(Figure content listings)
+-------+

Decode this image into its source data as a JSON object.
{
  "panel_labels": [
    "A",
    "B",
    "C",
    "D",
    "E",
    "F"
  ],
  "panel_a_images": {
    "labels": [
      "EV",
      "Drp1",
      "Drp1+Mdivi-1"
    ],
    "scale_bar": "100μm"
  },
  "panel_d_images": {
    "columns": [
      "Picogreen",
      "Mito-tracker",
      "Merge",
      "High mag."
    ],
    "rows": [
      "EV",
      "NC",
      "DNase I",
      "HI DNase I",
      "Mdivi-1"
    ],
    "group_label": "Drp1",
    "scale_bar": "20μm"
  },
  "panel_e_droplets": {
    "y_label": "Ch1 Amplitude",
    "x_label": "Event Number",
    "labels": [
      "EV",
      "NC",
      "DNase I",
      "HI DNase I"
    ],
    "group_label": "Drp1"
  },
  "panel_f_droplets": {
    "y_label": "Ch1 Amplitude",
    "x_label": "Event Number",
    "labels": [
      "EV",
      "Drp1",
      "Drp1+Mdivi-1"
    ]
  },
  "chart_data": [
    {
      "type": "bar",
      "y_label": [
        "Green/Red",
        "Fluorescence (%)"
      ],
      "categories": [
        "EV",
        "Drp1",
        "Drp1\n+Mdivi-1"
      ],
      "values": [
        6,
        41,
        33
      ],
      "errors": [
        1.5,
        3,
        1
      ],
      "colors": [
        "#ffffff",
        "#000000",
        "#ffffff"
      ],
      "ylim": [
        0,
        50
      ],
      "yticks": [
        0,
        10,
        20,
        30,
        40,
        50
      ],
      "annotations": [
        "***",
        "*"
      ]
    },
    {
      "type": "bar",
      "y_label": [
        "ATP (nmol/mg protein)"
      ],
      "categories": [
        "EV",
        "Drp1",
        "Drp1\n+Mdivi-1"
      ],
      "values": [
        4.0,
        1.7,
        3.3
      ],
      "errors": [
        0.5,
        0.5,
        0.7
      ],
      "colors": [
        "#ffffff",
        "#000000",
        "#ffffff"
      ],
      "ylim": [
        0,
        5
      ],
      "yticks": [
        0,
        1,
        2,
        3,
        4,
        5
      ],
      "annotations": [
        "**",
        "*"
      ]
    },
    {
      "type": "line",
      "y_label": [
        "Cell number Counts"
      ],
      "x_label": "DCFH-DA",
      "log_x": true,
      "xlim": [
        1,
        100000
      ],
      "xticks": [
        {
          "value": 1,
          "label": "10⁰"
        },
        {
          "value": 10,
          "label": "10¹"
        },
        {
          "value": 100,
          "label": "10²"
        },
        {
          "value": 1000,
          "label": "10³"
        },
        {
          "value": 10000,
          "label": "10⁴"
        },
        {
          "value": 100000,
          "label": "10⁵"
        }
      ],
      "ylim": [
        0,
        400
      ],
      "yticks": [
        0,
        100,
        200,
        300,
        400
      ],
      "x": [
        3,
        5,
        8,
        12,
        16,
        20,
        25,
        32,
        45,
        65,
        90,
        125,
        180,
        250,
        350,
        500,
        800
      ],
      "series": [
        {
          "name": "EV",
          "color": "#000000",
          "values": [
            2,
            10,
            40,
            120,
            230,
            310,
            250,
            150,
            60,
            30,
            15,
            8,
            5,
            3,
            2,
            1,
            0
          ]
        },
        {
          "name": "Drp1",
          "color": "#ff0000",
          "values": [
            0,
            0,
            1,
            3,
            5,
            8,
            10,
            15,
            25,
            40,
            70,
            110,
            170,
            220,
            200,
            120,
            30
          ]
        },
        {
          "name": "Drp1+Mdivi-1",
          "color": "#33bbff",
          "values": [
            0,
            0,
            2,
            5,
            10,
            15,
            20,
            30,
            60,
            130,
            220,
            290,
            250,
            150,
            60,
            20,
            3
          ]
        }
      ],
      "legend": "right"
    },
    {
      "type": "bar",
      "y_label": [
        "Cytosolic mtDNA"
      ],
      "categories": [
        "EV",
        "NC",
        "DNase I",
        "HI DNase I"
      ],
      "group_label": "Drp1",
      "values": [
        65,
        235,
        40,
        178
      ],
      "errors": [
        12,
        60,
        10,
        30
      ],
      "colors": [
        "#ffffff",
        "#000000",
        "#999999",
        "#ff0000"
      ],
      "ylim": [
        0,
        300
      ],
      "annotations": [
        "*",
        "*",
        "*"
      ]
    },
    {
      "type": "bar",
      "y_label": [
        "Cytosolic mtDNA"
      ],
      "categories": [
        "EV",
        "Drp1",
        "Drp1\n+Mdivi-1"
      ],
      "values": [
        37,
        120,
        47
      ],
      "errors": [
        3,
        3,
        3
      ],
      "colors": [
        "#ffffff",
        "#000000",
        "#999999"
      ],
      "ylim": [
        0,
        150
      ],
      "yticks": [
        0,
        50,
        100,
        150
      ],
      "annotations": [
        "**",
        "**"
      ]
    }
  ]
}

+-------+

Which lines above contain the word "DNase"? Copy each one.

Solved exercise:
      "DNase I",
      "HI DNase I",
      "DNase I",
      "HI DNase I"
        "DNase I",
        "HI DNase I"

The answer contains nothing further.